§ **DESCRIPTION OF THE TASK**: In the listing below, locate the lines that hold "this" and copy them.

================================

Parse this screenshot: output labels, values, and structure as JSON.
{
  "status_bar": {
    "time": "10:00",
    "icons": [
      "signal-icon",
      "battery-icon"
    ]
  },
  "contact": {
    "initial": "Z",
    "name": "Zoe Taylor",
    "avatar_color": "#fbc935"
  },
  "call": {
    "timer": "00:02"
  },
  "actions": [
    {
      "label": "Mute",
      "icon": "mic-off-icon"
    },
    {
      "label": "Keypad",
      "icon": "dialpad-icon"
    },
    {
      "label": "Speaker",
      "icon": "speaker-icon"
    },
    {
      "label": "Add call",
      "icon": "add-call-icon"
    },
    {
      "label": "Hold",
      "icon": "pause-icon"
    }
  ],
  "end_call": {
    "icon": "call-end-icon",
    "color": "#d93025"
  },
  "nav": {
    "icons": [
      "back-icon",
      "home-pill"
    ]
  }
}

================================

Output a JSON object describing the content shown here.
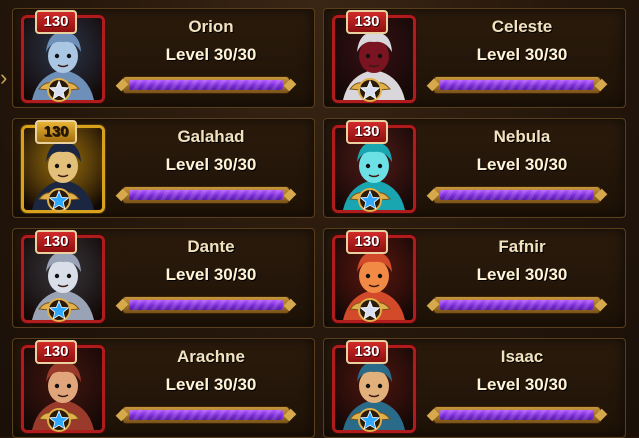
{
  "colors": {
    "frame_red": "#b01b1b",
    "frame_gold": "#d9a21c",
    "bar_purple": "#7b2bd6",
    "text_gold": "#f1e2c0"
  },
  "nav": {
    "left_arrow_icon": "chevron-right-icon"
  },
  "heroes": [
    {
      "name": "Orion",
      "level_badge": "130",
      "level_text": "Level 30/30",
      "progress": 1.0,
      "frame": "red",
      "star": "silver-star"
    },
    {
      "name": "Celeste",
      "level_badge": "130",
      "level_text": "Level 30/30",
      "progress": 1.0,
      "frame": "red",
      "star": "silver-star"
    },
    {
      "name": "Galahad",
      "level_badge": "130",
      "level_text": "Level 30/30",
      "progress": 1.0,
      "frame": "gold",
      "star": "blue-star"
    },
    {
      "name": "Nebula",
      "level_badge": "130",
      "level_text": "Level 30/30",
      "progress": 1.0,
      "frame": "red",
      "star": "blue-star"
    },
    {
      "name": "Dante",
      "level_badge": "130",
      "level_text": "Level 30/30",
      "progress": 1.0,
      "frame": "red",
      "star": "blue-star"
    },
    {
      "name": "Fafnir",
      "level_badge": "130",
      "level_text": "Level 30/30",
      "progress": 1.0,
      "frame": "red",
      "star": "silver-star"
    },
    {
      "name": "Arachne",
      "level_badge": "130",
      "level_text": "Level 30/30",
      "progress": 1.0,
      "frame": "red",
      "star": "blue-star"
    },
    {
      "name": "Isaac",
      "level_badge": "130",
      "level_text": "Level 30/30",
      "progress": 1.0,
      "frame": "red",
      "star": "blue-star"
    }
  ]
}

================================

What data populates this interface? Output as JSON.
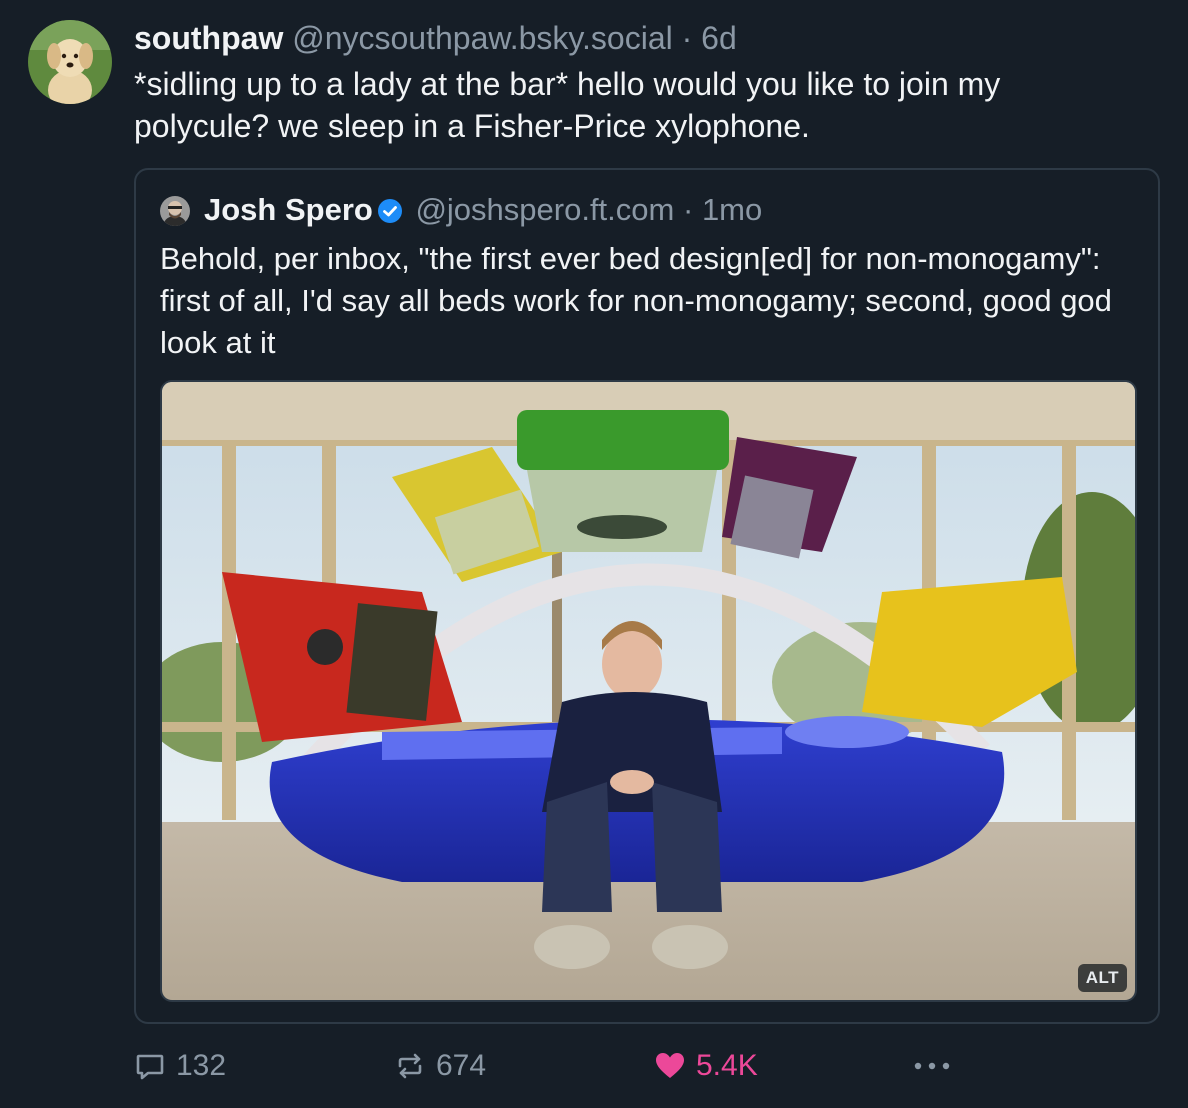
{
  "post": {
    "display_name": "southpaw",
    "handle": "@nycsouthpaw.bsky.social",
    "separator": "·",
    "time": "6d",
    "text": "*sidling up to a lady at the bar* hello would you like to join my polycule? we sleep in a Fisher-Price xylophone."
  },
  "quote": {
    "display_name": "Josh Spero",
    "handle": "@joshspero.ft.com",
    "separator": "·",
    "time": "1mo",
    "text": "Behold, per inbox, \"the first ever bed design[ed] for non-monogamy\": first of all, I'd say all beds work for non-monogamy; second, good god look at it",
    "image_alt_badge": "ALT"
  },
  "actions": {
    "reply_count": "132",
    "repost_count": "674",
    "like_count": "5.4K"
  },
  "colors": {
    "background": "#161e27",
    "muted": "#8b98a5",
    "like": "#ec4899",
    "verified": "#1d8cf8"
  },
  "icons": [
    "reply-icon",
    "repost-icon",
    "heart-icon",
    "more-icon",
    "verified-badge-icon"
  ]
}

================================

§ **EXERCISE RESPONSE**:
Parse this screenshot: output labels, values, and structure as JSON.
What data populates this interface? Output as JSON.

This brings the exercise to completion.